» Aim of the task:
Make an exact copy of the records, with the pictures left out.

» Input material:
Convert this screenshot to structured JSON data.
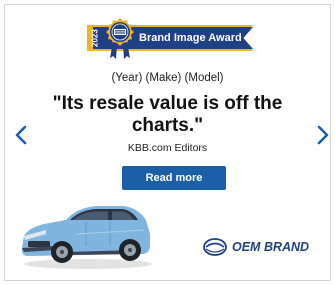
{
  "award": {
    "year": "2023",
    "seal_text": "KELLEY BLUE BOOK",
    "label": "Brand Image Award"
  },
  "ad": {
    "vehicle": "(Year) (Make) (Model)",
    "headline": "\"Its resale value is off the charts.\"",
    "attribution": "KBB.com Editors",
    "cta_label": "Read more"
  },
  "navigation": {
    "prev_icon": "chevron-left-icon",
    "next_icon": "chevron-right-icon"
  },
  "brand": {
    "name": "OEM BRAND",
    "logo_icon": "brand-logo-icon"
  },
  "colors": {
    "brand_blue": "#1f3f86",
    "gold": "#f0b323",
    "cta_blue": "#1b5fa8",
    "arrow_blue": "#1b5fa8",
    "car_body": "#7fb5de"
  }
}
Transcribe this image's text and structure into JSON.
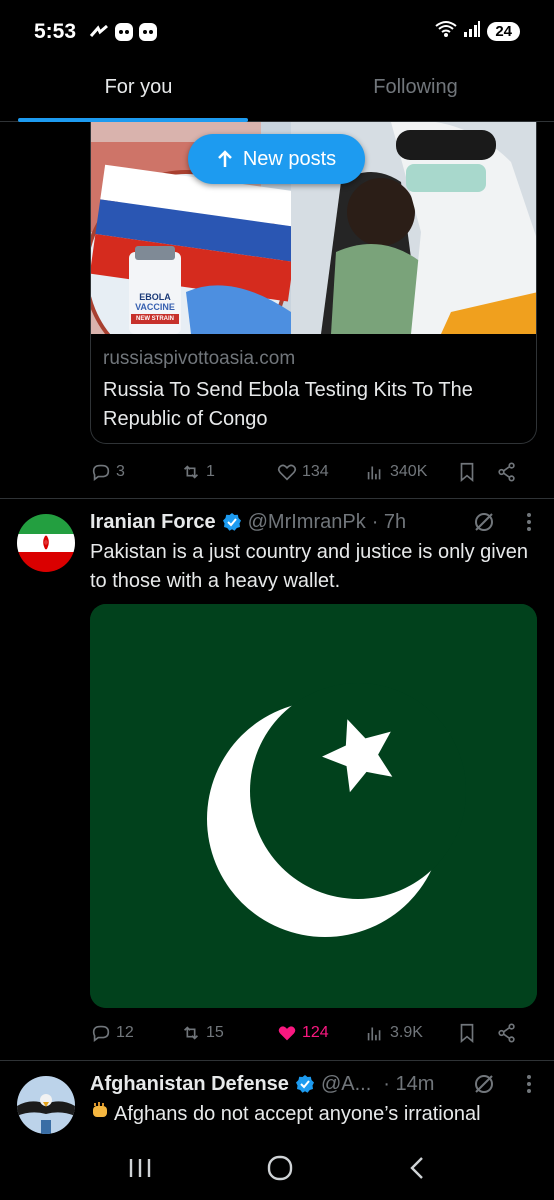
{
  "status_bar": {
    "time": "5:53",
    "battery": "24"
  },
  "tabs": [
    {
      "label": "For you",
      "active": true
    },
    {
      "label": "Following",
      "active": false
    }
  ],
  "new_posts": {
    "label": "New posts"
  },
  "link_card": {
    "image_text_1": "EBOLA",
    "image_text_2": "VACCINE",
    "image_text_3": "NEW STRAIN",
    "domain": "russiaspivottoasia.com",
    "title": "Russia To Send Ebola Testing Kits To The Republic of Congo"
  },
  "post1_actions": {
    "replies": "3",
    "reposts": "1",
    "likes": "134",
    "views": "340K"
  },
  "post2": {
    "name": "Iranian Force",
    "handle": "@MrImranPk",
    "time": "· 7h",
    "text": "Pakistan is a just country and justice is only given to those with a heavy wallet.",
    "actions": {
      "replies": "12",
      "reposts": "15",
      "likes": "124",
      "views": "3.9K"
    }
  },
  "post3": {
    "name": "Afghanistan Defense",
    "handle": "@A...",
    "time": "· 14m",
    "text": "Afghans do not accept anyone’s irrational"
  },
  "colors": {
    "accent": "#1d9bf0",
    "like": "#f91880",
    "background": "#000000",
    "muted": "#71767b"
  }
}
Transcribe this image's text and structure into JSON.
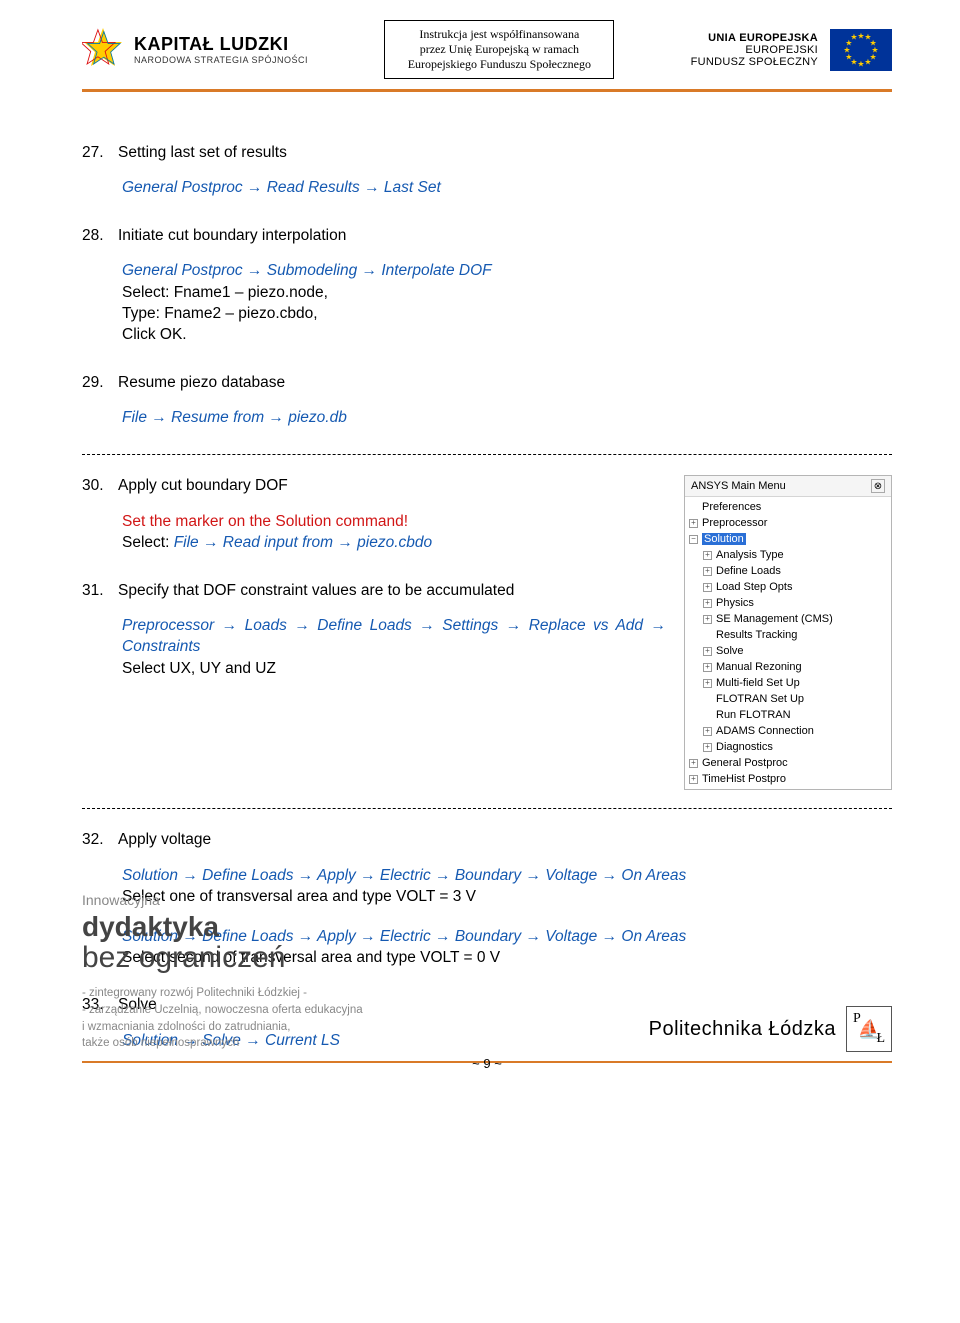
{
  "header": {
    "left_title": "KAPITAŁ LUDZKI",
    "left_sub": "NARODOWA STRATEGIA SPÓJNOŚCI",
    "center_line1": "Instrukcja jest współfinansowana",
    "center_line2": "przez Unię Europejską w ramach",
    "center_line3": "Europejskiego Funduszu Społecznego",
    "right_line1": "UNIA EUROPEJSKA",
    "right_line2": "EUROPEJSKI",
    "right_line3": "FUNDUSZ SPOŁECZNY"
  },
  "s27": {
    "num": "27.",
    "title": "Setting last set of results",
    "path": "General Postproc → Read Results → Last Set"
  },
  "s28": {
    "num": "28.",
    "title": "Initiate cut boundary interpolation",
    "path": "General Postproc → Submodeling → Interpolate DOF",
    "l1": "Select: Fname1 – piezo.node,",
    "l2": "Type: Fname2 – piezo.cbdo,",
    "l3": "Click OK."
  },
  "s29": {
    "num": "29.",
    "title": "Resume piezo database",
    "path": "File → Resume from → piezo.db"
  },
  "s30": {
    "num": "30.",
    "title": "Apply cut boundary DOF",
    "red": "Set the marker on the Solution command!",
    "l1a": "Select: ",
    "l1b": "File → Read input from → piezo.cbdo"
  },
  "s31": {
    "num": "31.",
    "title": "Specify that DOF constraint values are to be accumulated",
    "path": "Preprocessor → Loads → Define Loads → Settings → Replace vs Add → Constraints",
    "l1": "Select UX, UY and UZ"
  },
  "s32": {
    "num": "32.",
    "title": "Apply voltage",
    "path1": "Solution → Define Loads → Apply → Electric → Boundary → Voltage → On Areas",
    "l1": "Select one of transversal area and type VOLT = 3 V",
    "path2": "Solution → Define Loads → Apply → Electric → Boundary → Voltage → On Areas",
    "l2": "Select second of transversal area and type VOLT = 0 V"
  },
  "s33": {
    "num": "33.",
    "title": "Solve",
    "path": "Solution → Solve → Current LS"
  },
  "menu": {
    "title": "ANSYS Main Menu",
    "items": [
      {
        "lvl": 1,
        "pm": "",
        "label": "Preferences",
        "plain": true
      },
      {
        "lvl": 1,
        "pm": "+",
        "label": "Preprocessor"
      },
      {
        "lvl": 1,
        "pm": "−",
        "label": "Solution",
        "sel": true
      },
      {
        "lvl": 2,
        "pm": "+",
        "label": "Analysis Type"
      },
      {
        "lvl": 2,
        "pm": "+",
        "label": "Define Loads"
      },
      {
        "lvl": 2,
        "pm": "+",
        "label": "Load Step Opts"
      },
      {
        "lvl": 2,
        "pm": "+",
        "label": "Physics"
      },
      {
        "lvl": 2,
        "pm": "+",
        "label": "SE Management (CMS)"
      },
      {
        "lvl": 2,
        "pm": "",
        "label": "Results Tracking",
        "plain": true
      },
      {
        "lvl": 2,
        "pm": "+",
        "label": "Solve"
      },
      {
        "lvl": 2,
        "pm": "+",
        "label": "Manual Rezoning"
      },
      {
        "lvl": 2,
        "pm": "+",
        "label": "Multi-field Set Up"
      },
      {
        "lvl": 2,
        "pm": "",
        "label": "FLOTRAN Set Up",
        "plain": true
      },
      {
        "lvl": 2,
        "pm": "",
        "label": "Run FLOTRAN",
        "plain": true
      },
      {
        "lvl": 2,
        "pm": "+",
        "label": "ADAMS Connection"
      },
      {
        "lvl": 2,
        "pm": "+",
        "label": "Diagnostics"
      },
      {
        "lvl": 1,
        "pm": "+",
        "label": "General Postproc"
      },
      {
        "lvl": 1,
        "pm": "+",
        "label": "TimeHist Postpro"
      }
    ]
  },
  "footer": {
    "w1": "Innowacyjna",
    "w2": "dydaktyka",
    "w3": "bez ograniczeń",
    "f1": "- zintegrowany rozwój Politechniki Łódzkiej -",
    "f2": "- zarządzanie Uczelnią,  nowoczesna oferta edukacyjna",
    "f3": "i wzmacniania zdolności do zatrudniania,",
    "f4": "także osób niepełnosprawnych",
    "pl": "Politechnika Łódzka",
    "pagenum": "~ 9 ~"
  }
}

» Task solution:
Convert this screenshot to structured JSON data.
{
  "award": {
    "year": "2023",
    "seal_text": "KELLEY BLUE BOOK",
    "label": "Brand Image Award"
  },
  "ad": {
    "vehicle": "(Year) (Make) (Model)",
    "headline": "\"Its resale value is off the charts.\"",
    "attribution": "KBB.com Editors",
    "cta_label": "Read more"
  },
  "navigation": {
    "prev_icon": "chevron-left-icon",
    "next_icon": "chevron-right-icon"
  },
  "brand": {
    "name": "OEM BRAND",
    "logo_icon": "brand-logo-icon"
  },
  "colors": {
    "brand_blue": "#1f3f86",
    "gold": "#f0b323",
    "cta_blue": "#1b5fa8",
    "arrow_blue": "#1b5fa8",
    "car_body": "#7fb5de"
  }
}
Transcribe this image's text and structure into JSON.
{
  "status_bar": {
    "time": "5:53",
    "battery": "24"
  },
  "tabs": [
    {
      "label": "For you",
      "active": true
    },
    {
      "label": "Following",
      "active": false
    }
  ],
  "new_posts": {
    "label": "New posts"
  },
  "link_card": {
    "image_text_1": "EBOLA",
    "image_text_2": "VACCINE",
    "image_text_3": "NEW STRAIN",
    "domain": "russiaspivottoasia.com",
    "title": "Russia To Send Ebola Testing Kits To The Republic of Congo"
  },
  "post1_actions": {
    "replies": "3",
    "reposts": "1",
    "likes": "134",
    "views": "340K"
  },
  "post2": {
    "name": "Iranian Force",
    "handle": "@MrImranPk",
    "time": "· 7h",
    "text": "Pakistan is a just country and justice is only given to those with a heavy wallet.",
    "actions": {
      "replies": "12",
      "reposts": "15",
      "likes": "124",
      "views": "3.9K"
    }
  },
  "post3": {
    "name": "Afghanistan Defense",
    "handle": "@A...",
    "time": "· 14m",
    "text": "Afghans do not accept anyone’s irrational"
  },
  "colors": {
    "accent": "#1d9bf0",
    "like": "#f91880",
    "background": "#000000",
    "muted": "#71767b"
  }
}
Transcribe this image's text and structure into JSON.
{
  "header": {
    "left_title": "KAPITAŁ LUDZKI",
    "left_sub": "NARODOWA STRATEGIA SPÓJNOŚCI",
    "center_line1": "Instrukcja jest współfinansowana",
    "center_line2": "przez Unię Europejską w ramach",
    "center_line3": "Europejskiego Funduszu Społecznego",
    "right_line1": "UNIA EUROPEJSKA",
    "right_line2": "EUROPEJSKI",
    "right_line3": "FUNDUSZ SPOŁECZNY"
  },
  "s27": {
    "num": "27.",
    "title": "Setting last set of results",
    "path": "General Postproc → Read Results → Last Set"
  },
  "s28": {
    "num": "28.",
    "title": "Initiate cut boundary interpolation",
    "path": "General Postproc → Submodeling → Interpolate DOF",
    "l1": "Select: Fname1 – piezo.node,",
    "l2": "Type: Fname2 – piezo.cbdo,",
    "l3": "Click OK."
  },
  "s29": {
    "num": "29.",
    "title": "Resume piezo database",
    "path": "File → Resume from → piezo.db"
  },
  "s30": {
    "num": "30.",
    "title": "Apply cut boundary DOF",
    "red": "Set the marker on the Solution command!",
    "l1a": "Select: ",
    "l1b": "File → Read input from → piezo.cbdo"
  },
  "s31": {
    "num": "31.",
    "title": "Specify that DOF constraint values are to be accumulated",
    "path": "Preprocessor → Loads → Define Loads → Settings → Replace vs Add → Constraints",
    "l1": "Select UX, UY and UZ"
  },
  "s32": {
    "num": "32.",
    "title": "Apply voltage",
    "path1": "Solution → Define Loads → Apply → Electric → Boundary → Voltage → On Areas",
    "l1": "Select one of transversal area and type VOLT = 3 V",
    "path2": "Solution → Define Loads → Apply → Electric → Boundary → Voltage → On Areas",
    "l2": "Select second of transversal area and type VOLT = 0 V"
  },
  "s33": {
    "num": "33.",
    "title": "Solve",
    "path": "Solution → Solve → Current LS"
  },
  "menu": {
    "title": "ANSYS Main Menu",
    "items": [
      {
        "lvl": 1,
        "pm": "",
        "label": "Preferences",
        "plain": true
      },
      {
        "lvl": 1,
        "pm": "+",
        "label": "Preprocessor"
      },
      {
        "lvl": 1,
        "pm": "−",
        "label": "Solution",
        "sel": true
      },
      {
        "lvl": 2,
        "pm": "+",
        "label": "Analysis Type"
      },
      {
        "lvl": 2,
        "pm": "+",
        "label": "Define Loads"
      },
      {
        "lvl": 2,
        "pm": "+",
        "label": "Load Step Opts"
      },
      {
        "lvl": 2,
        "pm": "+",
        "label": "Physics"
      },
      {
        "lvl": 2,
        "pm": "+",
        "label": "SE Management (CMS)"
      },
      {
        "lvl": 2,
        "pm": "",
        "label": "Results Tracking",
        "plain": true
      },
      {
        "lvl": 2,
        "pm": "+",
        "label": "Solve"
      },
      {
        "lvl": 2,
        "pm": "+",
        "label": "Manual Rezoning"
      },
      {
        "lvl": 2,
        "pm": "+",
        "label": "Multi-field Set Up"
      },
      {
        "lvl": 2,
        "pm": "",
        "label": "FLOTRAN Set Up",
        "plain": true
      },
      {
        "lvl": 2,
        "pm": "",
        "label": "Run FLOTRAN",
        "plain": true
      },
      {
        "lvl": 2,
        "pm": "+",
        "label": "ADAMS Connection"
      },
      {
        "lvl": 2,
        "pm": "+",
        "label": "Diagnostics"
      },
      {
        "lvl": 1,
        "pm": "+",
        "label": "General Postproc"
      },
      {
        "lvl": 1,
        "pm": "+",
        "label": "TimeHist Postpro"
      }
    ]
  },
  "footer": {
    "w1": "Innowacyjna",
    "w2": "dydaktyka",
    "w3": "bez ograniczeń",
    "f1": "- zintegrowany rozwój Politechniki Łódzkiej -",
    "f2": "- zarządzanie Uczelnią,  nowoczesna oferta edukacyjna",
    "f3": "i wzmacniania zdolności do zatrudniania,",
    "f4": "także osób niepełnosprawnych",
    "pl": "Politechnika Łódzka",
    "pagenum": "~ 9 ~"
  }
}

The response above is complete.